**Short problem 1**
In the rows, starting with the line with "139, 100, 153]" and going on through the line with "273, 810, 287]", switch "person-address" to "person-location". Give back only those lines, with everything else left as it is.

#####

Background information
- Born: Michael A. Elizondo Jr. October 22, 1972 (age 53) Pacoima, California, U.S.
- Genres: Pop; hip hop; rock; soul;
- Occupations: Multi-instrumentalist; songwriter; producer;
- Instruments: Keyboards; guitar; bass; drums; vocals; sitar; saxophone; accordion;
- Years active: 1995–present

= Mike Elizondo =

American producer, songwriter, and musician

Michael A. Elizondo Jr. (born October 22, 1972) is an American producer, songwriter, and multi-instrumentalist. A protégé of Dr. Dre, Elizondo has worked with 50 Cent, Eminem, Linkin Park, Avenged Sevenfold, Carrie Underwood, Fiona Apple, Mastodon, Ry Cooder, Twenty One Pilots, Nelly Furtado, Brothers Osborne, Lauren Daigle, Madison Cunningham, Lin-Manuel Miranda, Sheryl Crow and Peter Gabriel, among others. His songwriting credits include "In da Club" by 50 Cent, Eminem's "Just Lose It" and "The Real Slim Shady", "Family Affair" by Mary J. Blige, and Carrie Underwood's "Cowboy Casanova". He has won three Grammy Awards from seven nominations, which includes two nominations for Producer of the Year.

#####

**Short problem 2**
Return the full Mike Elizondo profile word for word.

#####

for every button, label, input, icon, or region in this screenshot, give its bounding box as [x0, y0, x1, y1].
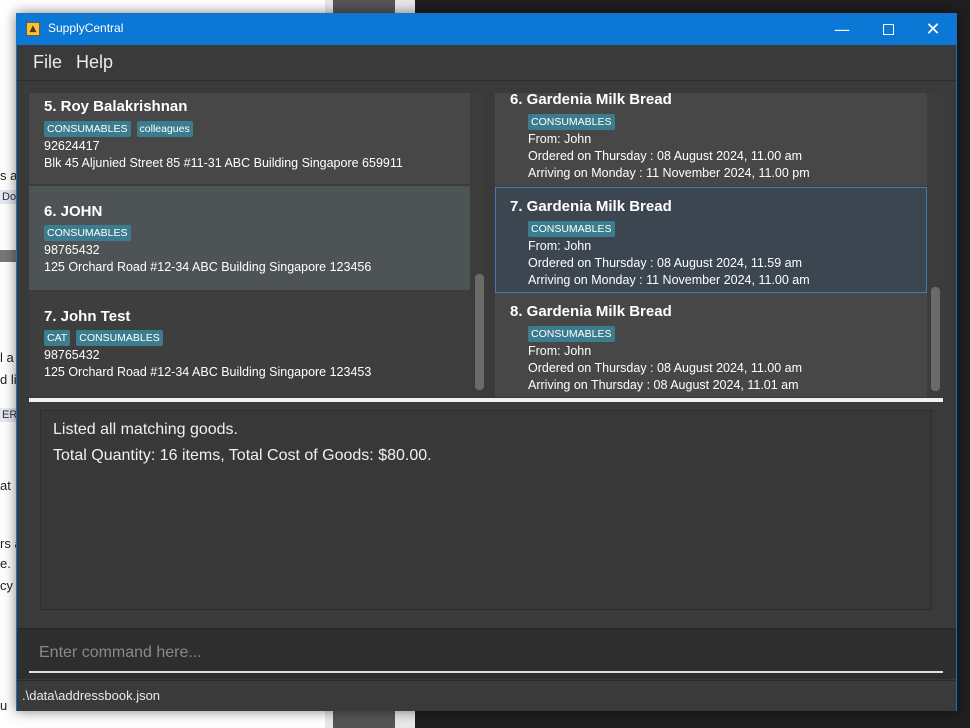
person-phone: 92624417	[44, 139, 100, 153]
background-text: u	[0, 698, 8, 713]
person-address: Blk 45 Aljunied Street 85 #11-31 ABC Bui…	[44, 156, 403, 170]
goods-ordered-date: Ordered on Thursday : 08 August 2024, 11…	[528, 149, 803, 163]
goods-arrival-date: Arriving on Monday : 11 November 2024, 1…	[528, 273, 810, 287]
goods-tags: CONSUMABLES	[528, 221, 615, 237]
goods-tags: CONSUMABLES	[528, 114, 615, 130]
background-text: cy	[0, 578, 13, 593]
goods-supplier: From: John	[528, 239, 592, 253]
tag: CONSUMABLES	[44, 121, 131, 137]
goods-arrival-date: Arriving on Monday : 11 November 2024, 1…	[528, 166, 810, 180]
command-box	[17, 628, 956, 679]
background-text: d li	[0, 372, 17, 387]
person-address: 125 Orchard Road #12-34 ABC Building Sin…	[44, 260, 372, 274]
person-list-scroll-thumb[interactable]	[475, 274, 484, 390]
goods-card[interactable]: 8. Gardenia Milk Bread CONSUMABLES From:…	[495, 293, 927, 397]
person-list[interactable]: 5. Roy Balakrishnan CONSUMABLES colleagu…	[29, 93, 485, 397]
app-window: ▲ SupplyCentral — ✕ File Help 5. Roy Bal…	[16, 13, 957, 711]
tag: CONSUMABLES	[76, 330, 163, 346]
tag: CONSUMABLES	[528, 326, 615, 342]
goods-card[interactable]: 7. Gardenia Milk Bread CONSUMABLES From:…	[495, 187, 927, 293]
person-tags: CONSUMABLES colleagues	[44, 121, 193, 137]
result-summary: Total Quantity: 16 items, Total Cost of …	[53, 447, 432, 464]
background-text: e.	[0, 556, 11, 571]
maximize-icon	[882, 23, 894, 35]
person-name: 7. John Test	[44, 308, 131, 325]
tag: colleagues	[136, 121, 193, 137]
maximize-button[interactable]	[865, 14, 911, 45]
goods-supplier: From: John	[528, 132, 592, 146]
person-card[interactable]: 7. John Test CAT CONSUMABLES 98765432 12…	[29, 291, 470, 395]
goods-ordered-date: Ordered on Thursday : 08 August 2024, 11…	[528, 256, 803, 270]
goods-tags: CONSUMABLES	[528, 326, 615, 342]
title-bar[interactable]: ▲ SupplyCentral — ✕	[17, 14, 956, 45]
result-message: Listed all matching goods.	[53, 421, 238, 438]
person-address: 125 Orchard Road #12-34 ABC Building Sin…	[44, 365, 372, 379]
tag: CONSUMABLES	[528, 221, 615, 237]
tag: CONSUMABLES	[528, 114, 615, 130]
goods-list[interactable]: 6. Gardenia Milk Bread CONSUMABLES From:…	[495, 93, 927, 397]
goods-name: 6. Gardenia Milk Bread	[510, 93, 672, 108]
window-title: SupplyCentral	[48, 21, 124, 35]
close-button[interactable]: ✕	[910, 14, 956, 45]
tag: CONSUMABLES	[44, 225, 131, 241]
person-tags: CAT CONSUMABLES	[44, 330, 163, 346]
person-phone: 98765432	[44, 348, 100, 362]
person-name: 5. Roy Balakrishnan	[44, 98, 188, 115]
goods-list-scroll-thumb[interactable]	[931, 287, 940, 391]
result-panel: Listed all matching goods. Total Quantit…	[29, 406, 943, 620]
person-phone: 98765432	[44, 243, 100, 257]
menu-bar: File Help	[17, 45, 956, 81]
app-icon: ▲	[26, 22, 40, 36]
result-display: Listed all matching goods. Total Quantit…	[40, 410, 932, 610]
status-bar: .\data\addressbook.json	[17, 680, 956, 711]
goods-arrival-date: Arriving on Thursday : 08 August 2024, 1…	[528, 378, 799, 392]
menu-file[interactable]: File	[33, 52, 62, 73]
tag: CAT	[44, 330, 71, 346]
person-card[interactable]: 5. Roy Balakrishnan CONSUMABLES colleagu…	[29, 93, 470, 184]
minimize-icon: —	[834, 20, 850, 39]
background-text: s a	[0, 168, 18, 183]
background-text: at	[0, 478, 11, 493]
goods-list-scrollbar[interactable]	[927, 93, 943, 397]
data-file-path: .\data\addressbook.json	[22, 688, 161, 703]
person-card[interactable]: 6. JOHN CONSUMABLES 98765432 125 Orchard…	[29, 186, 470, 290]
goods-name: 7. Gardenia Milk Bread	[510, 198, 672, 215]
goods-ordered-date: Ordered on Thursday : 08 August 2024, 11…	[528, 361, 803, 375]
person-name: 6. JOHN	[44, 203, 103, 220]
command-input[interactable]	[29, 635, 943, 673]
goods-supplier: From: John	[528, 344, 592, 358]
background-text: l a	[0, 350, 14, 365]
minimize-button[interactable]: —	[819, 14, 865, 45]
split-divider[interactable]	[29, 398, 943, 402]
person-list-scrollbar[interactable]	[473, 93, 485, 397]
goods-card[interactable]: 6. Gardenia Milk Bread CONSUMABLES From:…	[495, 93, 927, 186]
goods-name: 8. Gardenia Milk Bread	[510, 303, 672, 320]
person-tags: CONSUMABLES	[44, 225, 131, 241]
menu-help[interactable]: Help	[76, 52, 113, 73]
close-icon: ✕	[925, 19, 941, 40]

#####

**Worked solution 1**
person-phone: 92624417	[44, 139, 100, 153]
background-text: u	[0, 698, 8, 713]
person-location: Blk 45 Aljunied Street 85 #11-31 ABC Bui…	[44, 156, 403, 170]
goods-ordered-date: Ordered on Thursday : 08 August 2024, 11…	[528, 149, 803, 163]
goods-arrival-date: Arriving on Monday : 11 November 2024, 1…	[528, 273, 810, 287]

**Worked solution 2**
Background information
- Born: Michael A. Elizondo Jr. October 22, 1972 (age 53) Pacoima, California, U.S.
- Genres: Pop; hip hop; rock; soul;
- Occupations: Multi-instrumentalist; songwriter; producer;
- Instruments: Keyboards; guitar; bass; drums; vocals; sitar; saxophone; accordion;
- Years active: 1995–present

= Mike Elizondo =

American producer, songwriter, and musician

Michael A. Elizondo Jr. (born October 22, 1972) is an American producer, songwriter, and multi-instrumentalist. A protégé of Dr. Dre, Elizondo has worked with 50 Cent, Eminem, Linkin Park, Avenged Sevenfold, Carrie Underwood, Fiona Apple, Mastodon, Ry Cooder, Twenty One Pilots, Nelly Furtado, Brothers Osborne, Lauren Daigle, Madison Cunningham, Lin-Manuel Miranda, Sheryl Crow and Peter Gabriel, among others. His songwriting credits include "In da Club" by 50 Cent, Eminem's "Just Lose It" and "The Real Slim Shady", "Family Affair" by Mary J. Blige, and Carrie Underwood's "Cowboy Casanova". He has won three Grammy Awards from seven nominations, which includes two nominations for Producer of the Year.